PROMPT: Find the string "Click" in the entries and copy each line that has it.
start WORKING DATA
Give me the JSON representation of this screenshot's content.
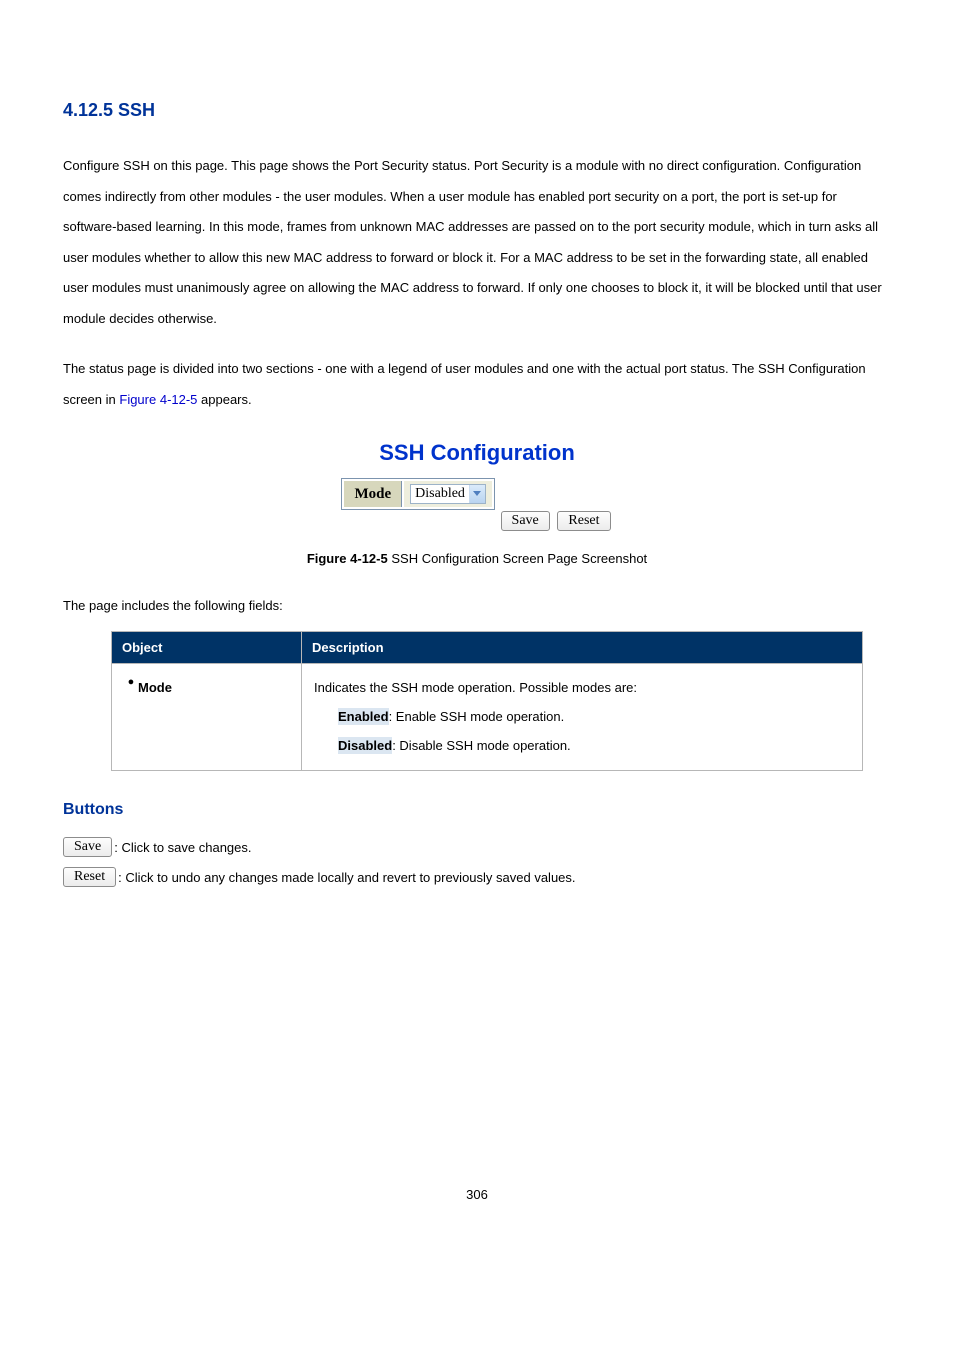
{
  "section_heading": "4.12.5 SSH",
  "paragraph1": "Configure SSH on this page. This page shows the Port Security status. Port Security is a module with no direct configuration. Configuration comes indirectly from other modules - the user modules. When a user module has enabled port security on a port, the port is set-up for software-based learning. In this mode, frames from unknown MAC addresses are passed on to the port security module, which in turn asks all user modules whether to allow this new MAC address to forward or block it. For a MAC address to be set in the forwarding state, all enabled user modules must unanimously agree on allowing the MAC address to forward. If only one chooses to block it, it will be blocked until that user module decides otherwise.",
  "paragraph2_a": "The status page is divided into two sections - one with a legend of user modules and one with the actual port status. The SSH Configuration screen in ",
  "figure_link": "Figure 4-12-5",
  "paragraph2_b": " appears.",
  "widget": {
    "title": "SSH Configuration",
    "mode_label": "Mode",
    "mode_value": "Disabled",
    "save": "Save",
    "reset": "Reset"
  },
  "caption": {
    "figno": "Figure 4-12-5",
    "text": " SSH Configuration Screen Page Screenshot"
  },
  "fields_intro": "The page includes the following fields:",
  "table": {
    "h_object": "Object",
    "h_desc": "Description",
    "obj1": "Mode",
    "desc1": "Indicates the SSH mode operation. Possible modes are:",
    "enabled_label": "Enabled",
    "enabled_text": ": Enable SSH mode operation.",
    "disabled_label": "Disabled",
    "disabled_text": ": Disable SSH mode operation."
  },
  "buttons": {
    "heading": "Buttons",
    "save_desc": ": Click to save changes.",
    "reset_desc": ": Click to undo any changes made locally and revert to previously saved values."
  },
  "page_num": "306"
}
end WORKING DATA
PROBLEM SOLUTION:
    "save_desc": ": Click to save changes.",
    "reset_desc": ": Click to undo any changes made locally and revert to previously saved values."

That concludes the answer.